*Given task 1*. Edit the listing from its first line through the line containing "- industry-category-label: 包装/印刷: [119, 611, 214, 636]", changing "industry-value-label" to "sector-value-label" and keeping everything else the same.

*Selected passage*.
>> begin

- Genre: Documentary
- Country of origin: United States
- Original language: English

Production
- Executive producers: Tyra Banks Jasmine Stodel Clinton Irey Hayley Lozitsky David St. John Rob Schwarze Ollie Brack
- Producer: Monkey Kingdom
- Production company: Discovery+

Original release
- Release: June 1, 2022

= Generation Drag =

American television series

Generation Drag is a television series produced by Tyra Banks for Discovery+. The show features children ages 12 to 17 preparing for a drag ball along with their families. Reception to the show has been mixed; while some groups have praised the premise, others have criticized it and have made accusations of grooming. The show premiered on June 1, 2022.

==Background and production==
The Dragutante drag ball was created in March 2019 by Robin Fulton, the mother of one of the contestants on the show. On April 26, 2022, a Deadline Hollywood exclusive announced the upcoming series. The series was produced by Monkey Kingdom, a subsidiary of NBCUniversal International Networks, along with Cat Fight Productions and Banks' production company Bankable Productions. Banks was listed as the executive producer along with Jasmine Stodel, Clinton Irey, Hayley Lozitsky, David St. John, Rob Schwarze, and Ollie Brack.

>> end

*Given task 2*. According to the Generation Drag article, who created the Dragutante drag ball?

*Entries*.
>> begin

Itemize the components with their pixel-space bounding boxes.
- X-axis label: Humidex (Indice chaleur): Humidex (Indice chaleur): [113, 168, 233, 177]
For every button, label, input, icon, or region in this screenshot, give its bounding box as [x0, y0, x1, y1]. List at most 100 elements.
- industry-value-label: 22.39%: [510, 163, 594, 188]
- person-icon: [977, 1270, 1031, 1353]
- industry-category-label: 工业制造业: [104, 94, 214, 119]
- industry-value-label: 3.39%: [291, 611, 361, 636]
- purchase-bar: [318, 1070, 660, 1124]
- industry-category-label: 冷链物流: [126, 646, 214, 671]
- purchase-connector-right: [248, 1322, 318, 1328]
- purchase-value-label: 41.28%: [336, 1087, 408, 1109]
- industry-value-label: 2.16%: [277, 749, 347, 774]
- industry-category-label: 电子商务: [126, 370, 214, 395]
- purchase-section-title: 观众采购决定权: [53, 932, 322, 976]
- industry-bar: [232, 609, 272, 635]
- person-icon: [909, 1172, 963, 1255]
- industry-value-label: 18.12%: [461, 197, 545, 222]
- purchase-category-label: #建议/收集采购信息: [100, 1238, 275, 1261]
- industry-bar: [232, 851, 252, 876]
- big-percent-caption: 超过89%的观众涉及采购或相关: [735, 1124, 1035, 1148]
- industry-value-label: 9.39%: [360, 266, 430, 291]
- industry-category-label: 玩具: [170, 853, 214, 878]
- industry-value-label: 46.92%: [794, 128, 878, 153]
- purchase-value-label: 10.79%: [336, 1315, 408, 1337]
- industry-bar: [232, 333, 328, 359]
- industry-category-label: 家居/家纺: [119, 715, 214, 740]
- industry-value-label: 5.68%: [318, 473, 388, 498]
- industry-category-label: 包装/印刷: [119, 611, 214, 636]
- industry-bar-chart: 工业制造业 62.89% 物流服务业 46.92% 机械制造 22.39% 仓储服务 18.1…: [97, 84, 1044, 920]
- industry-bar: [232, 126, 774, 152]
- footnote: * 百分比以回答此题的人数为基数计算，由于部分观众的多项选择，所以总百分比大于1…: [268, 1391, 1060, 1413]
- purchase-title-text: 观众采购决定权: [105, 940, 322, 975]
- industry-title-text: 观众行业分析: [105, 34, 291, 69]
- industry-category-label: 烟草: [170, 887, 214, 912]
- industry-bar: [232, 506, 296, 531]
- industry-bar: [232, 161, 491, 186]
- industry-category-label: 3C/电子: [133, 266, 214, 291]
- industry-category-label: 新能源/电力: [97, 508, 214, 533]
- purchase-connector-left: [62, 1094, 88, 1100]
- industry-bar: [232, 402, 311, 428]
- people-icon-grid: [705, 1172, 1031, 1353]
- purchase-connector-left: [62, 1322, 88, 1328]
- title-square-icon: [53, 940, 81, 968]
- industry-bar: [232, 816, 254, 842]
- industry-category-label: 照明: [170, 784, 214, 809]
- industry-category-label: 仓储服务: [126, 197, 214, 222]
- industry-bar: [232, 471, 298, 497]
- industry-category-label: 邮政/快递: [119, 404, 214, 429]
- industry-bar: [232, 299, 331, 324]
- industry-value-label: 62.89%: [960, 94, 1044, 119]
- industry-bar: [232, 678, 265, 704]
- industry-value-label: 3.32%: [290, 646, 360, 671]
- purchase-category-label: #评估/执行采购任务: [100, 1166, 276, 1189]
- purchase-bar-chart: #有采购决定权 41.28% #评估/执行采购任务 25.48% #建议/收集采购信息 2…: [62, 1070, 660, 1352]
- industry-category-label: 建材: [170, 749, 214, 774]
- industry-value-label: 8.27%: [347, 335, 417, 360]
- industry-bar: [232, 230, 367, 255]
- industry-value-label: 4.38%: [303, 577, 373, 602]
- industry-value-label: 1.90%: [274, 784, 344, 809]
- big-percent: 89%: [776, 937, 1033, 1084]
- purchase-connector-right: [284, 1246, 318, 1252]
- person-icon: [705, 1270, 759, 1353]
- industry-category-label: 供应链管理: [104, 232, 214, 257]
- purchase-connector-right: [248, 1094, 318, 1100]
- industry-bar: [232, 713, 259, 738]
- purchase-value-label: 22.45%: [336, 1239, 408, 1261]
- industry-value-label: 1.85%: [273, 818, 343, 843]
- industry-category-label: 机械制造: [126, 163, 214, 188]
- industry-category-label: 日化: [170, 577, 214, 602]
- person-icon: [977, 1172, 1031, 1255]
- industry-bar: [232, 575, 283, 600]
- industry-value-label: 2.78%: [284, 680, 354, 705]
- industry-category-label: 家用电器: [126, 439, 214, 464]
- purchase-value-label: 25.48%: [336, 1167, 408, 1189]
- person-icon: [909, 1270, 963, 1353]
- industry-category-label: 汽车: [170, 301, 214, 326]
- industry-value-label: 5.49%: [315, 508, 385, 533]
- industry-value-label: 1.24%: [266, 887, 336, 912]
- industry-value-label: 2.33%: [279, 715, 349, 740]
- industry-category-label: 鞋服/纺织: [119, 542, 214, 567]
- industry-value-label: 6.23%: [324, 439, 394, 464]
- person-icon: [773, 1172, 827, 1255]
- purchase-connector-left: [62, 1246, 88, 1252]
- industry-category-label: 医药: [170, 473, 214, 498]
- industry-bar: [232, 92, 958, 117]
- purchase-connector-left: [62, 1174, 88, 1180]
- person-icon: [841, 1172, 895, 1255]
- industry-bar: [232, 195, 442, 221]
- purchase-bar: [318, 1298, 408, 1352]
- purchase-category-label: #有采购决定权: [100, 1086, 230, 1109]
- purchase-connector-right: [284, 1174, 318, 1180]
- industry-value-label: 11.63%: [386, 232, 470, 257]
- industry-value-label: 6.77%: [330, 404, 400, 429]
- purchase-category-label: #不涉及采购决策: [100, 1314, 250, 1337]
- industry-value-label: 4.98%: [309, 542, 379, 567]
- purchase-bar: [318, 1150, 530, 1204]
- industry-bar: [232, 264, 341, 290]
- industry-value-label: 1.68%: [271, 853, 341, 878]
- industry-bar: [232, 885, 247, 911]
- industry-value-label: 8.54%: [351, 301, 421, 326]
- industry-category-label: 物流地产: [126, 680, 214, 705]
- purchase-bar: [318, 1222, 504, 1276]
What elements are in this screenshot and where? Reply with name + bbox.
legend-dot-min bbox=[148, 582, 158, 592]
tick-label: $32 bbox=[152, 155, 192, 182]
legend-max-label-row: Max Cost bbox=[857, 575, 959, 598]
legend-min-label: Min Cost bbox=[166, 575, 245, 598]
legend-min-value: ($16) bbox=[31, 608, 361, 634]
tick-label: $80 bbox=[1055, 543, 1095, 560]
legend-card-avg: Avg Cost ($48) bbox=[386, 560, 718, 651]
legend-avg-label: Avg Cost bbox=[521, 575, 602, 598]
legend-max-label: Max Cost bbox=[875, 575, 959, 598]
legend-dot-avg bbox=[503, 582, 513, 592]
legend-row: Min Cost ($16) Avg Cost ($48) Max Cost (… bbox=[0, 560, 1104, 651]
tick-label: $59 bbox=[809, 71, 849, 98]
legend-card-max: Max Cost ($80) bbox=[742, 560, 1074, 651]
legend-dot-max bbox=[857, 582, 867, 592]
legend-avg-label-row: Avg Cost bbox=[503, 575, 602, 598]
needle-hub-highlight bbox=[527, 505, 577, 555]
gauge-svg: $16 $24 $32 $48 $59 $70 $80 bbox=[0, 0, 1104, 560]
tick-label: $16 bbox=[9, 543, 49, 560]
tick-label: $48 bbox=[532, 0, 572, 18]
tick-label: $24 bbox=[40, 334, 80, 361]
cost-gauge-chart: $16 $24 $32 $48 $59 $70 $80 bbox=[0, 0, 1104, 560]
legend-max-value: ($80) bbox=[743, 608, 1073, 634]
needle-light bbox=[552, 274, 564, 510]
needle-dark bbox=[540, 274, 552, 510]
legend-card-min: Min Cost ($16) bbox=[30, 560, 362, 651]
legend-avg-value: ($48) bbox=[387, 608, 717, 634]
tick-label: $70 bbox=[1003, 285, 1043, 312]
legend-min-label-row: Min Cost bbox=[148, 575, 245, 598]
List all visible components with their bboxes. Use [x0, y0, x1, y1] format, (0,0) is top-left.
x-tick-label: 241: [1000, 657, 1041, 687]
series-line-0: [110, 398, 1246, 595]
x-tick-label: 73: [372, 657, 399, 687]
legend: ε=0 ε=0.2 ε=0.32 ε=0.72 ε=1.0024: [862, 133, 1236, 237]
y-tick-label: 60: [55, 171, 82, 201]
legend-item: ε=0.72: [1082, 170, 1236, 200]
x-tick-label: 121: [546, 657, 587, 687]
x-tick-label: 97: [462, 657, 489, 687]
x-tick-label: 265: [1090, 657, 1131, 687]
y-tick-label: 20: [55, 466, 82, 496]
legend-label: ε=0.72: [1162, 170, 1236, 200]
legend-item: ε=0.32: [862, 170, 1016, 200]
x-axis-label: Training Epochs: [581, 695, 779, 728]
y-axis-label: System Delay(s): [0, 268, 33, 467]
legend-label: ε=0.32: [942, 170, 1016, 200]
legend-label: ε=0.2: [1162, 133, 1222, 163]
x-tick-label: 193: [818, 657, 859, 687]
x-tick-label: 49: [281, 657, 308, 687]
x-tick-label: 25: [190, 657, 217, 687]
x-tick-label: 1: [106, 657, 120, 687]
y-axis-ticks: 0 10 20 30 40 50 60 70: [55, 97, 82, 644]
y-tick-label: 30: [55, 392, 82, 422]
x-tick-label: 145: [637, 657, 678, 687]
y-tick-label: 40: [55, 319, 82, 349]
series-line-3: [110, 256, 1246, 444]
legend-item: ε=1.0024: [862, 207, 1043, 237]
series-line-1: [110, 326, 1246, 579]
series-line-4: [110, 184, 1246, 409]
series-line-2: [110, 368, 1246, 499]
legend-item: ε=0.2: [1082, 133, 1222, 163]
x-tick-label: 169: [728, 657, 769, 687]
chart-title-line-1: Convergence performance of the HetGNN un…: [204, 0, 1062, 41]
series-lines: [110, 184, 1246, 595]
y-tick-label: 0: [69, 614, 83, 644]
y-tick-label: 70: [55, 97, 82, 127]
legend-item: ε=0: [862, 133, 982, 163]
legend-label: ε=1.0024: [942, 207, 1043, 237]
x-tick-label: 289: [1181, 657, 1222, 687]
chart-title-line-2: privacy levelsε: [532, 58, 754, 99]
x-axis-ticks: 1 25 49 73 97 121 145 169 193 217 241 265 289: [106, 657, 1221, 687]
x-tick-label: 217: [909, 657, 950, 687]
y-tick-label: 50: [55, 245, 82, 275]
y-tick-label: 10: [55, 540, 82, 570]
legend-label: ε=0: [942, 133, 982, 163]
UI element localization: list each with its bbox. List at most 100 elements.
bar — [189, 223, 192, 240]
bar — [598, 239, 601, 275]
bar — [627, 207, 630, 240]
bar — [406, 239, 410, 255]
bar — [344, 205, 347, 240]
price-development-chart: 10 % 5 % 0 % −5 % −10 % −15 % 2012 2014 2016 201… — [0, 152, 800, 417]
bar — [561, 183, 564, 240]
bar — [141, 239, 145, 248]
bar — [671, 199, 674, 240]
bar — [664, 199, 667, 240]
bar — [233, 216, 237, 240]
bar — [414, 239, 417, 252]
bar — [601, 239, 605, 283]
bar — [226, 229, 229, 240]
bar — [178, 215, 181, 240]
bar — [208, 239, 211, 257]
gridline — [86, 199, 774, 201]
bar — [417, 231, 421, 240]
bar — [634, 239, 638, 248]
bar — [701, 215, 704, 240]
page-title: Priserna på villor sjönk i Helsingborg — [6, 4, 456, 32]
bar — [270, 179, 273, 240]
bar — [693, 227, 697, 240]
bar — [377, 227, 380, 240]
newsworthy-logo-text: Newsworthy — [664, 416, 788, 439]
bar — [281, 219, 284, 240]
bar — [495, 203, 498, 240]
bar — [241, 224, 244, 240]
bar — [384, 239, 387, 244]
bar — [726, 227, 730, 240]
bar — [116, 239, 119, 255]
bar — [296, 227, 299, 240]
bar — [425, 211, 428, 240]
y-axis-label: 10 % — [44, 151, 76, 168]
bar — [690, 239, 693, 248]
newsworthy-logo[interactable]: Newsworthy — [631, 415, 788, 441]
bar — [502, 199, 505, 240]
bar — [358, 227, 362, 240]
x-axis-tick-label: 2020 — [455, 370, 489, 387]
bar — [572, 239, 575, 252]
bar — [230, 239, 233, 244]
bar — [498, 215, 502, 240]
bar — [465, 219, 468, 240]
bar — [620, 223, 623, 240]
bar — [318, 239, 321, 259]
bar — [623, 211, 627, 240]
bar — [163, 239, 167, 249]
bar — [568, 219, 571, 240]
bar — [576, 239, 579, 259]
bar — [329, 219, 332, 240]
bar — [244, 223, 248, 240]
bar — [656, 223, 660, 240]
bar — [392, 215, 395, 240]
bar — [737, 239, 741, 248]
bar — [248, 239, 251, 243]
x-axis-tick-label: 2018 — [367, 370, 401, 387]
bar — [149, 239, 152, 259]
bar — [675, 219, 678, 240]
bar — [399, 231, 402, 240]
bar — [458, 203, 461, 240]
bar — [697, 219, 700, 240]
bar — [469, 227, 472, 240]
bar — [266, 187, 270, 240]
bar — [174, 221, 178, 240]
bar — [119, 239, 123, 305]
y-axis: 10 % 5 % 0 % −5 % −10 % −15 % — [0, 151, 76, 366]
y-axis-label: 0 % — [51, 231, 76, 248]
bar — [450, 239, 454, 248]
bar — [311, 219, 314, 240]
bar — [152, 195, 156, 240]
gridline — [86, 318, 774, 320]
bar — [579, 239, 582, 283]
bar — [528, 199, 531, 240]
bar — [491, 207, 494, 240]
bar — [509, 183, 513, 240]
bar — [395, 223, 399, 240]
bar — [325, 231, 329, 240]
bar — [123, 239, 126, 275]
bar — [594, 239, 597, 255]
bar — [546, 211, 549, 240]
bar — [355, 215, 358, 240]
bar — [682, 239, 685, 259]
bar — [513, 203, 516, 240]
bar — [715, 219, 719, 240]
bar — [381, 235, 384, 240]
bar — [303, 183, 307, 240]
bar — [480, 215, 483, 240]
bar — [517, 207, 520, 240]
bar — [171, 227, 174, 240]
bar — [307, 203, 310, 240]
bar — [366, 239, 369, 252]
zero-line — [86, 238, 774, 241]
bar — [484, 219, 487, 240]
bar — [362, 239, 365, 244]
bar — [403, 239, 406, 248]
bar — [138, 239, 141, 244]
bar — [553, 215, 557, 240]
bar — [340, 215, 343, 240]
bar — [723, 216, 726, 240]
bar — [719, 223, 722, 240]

>> end

*Reply 1*.
Itemize the components with their pixel-space bounding boxes.
- X-axis label: Humidex (Indice chaleur): Humidex (Indice chaleur): [113, 168, 233, 177]
For every button, label, input, icon, or region in this screenshot, give its bounding box as [x0, y0, x1, y1]. List at most 100 elements.
- sector-value-label: 22.39%: [510, 163, 594, 188]
- person-icon: [977, 1270, 1031, 1353]
- industry-category-label: 工业制造业: [104, 94, 214, 119]
- sector-value-label: 3.39%: [291, 611, 361, 636]
- purchase-bar: [318, 1070, 660, 1124]
- industry-category-label: 冷链物流: [126, 646, 214, 671]
- purchase-connector-right: [248, 1322, 318, 1328]
- purchase-value-label: 41.28%: [336, 1087, 408, 1109]
- sector-value-label: 2.16%: [277, 749, 347, 774]
- industry-category-label: 电子商务: [126, 370, 214, 395]
- purchase-section-title: 观众采购决定权: [53, 932, 322, 976]
- industry-bar: [232, 609, 272, 635]
- person-icon: [909, 1172, 963, 1255]
- sector-value-label: 18.12%: [461, 197, 545, 222]
- purchase-category-label: #建议/收集采购信息: [100, 1238, 275, 1261]
- industry-bar: [232, 851, 252, 876]
- big-percent-caption: 超过89%的观众涉及采购或相关: [735, 1124, 1035, 1148]
- sector-value-label: 9.39%: [360, 266, 430, 291]
- industry-category-label: 玩具: [170, 853, 214, 878]
- sector-value-label: 46.92%: [794, 128, 878, 153]
- purchase-value-label: 10.79%: [336, 1315, 408, 1337]
- industry-bar: [232, 333, 328, 359]
- industry-category-label: 家居/家纺: [119, 715, 214, 740]
- sector-value-label: 5.68%: [318, 473, 388, 498]
- industry-category-label: 包装/印刷: [119, 611, 214, 636]

*Reply 2*. Robin Fulton, the mother of one of the contestants on the show, created it.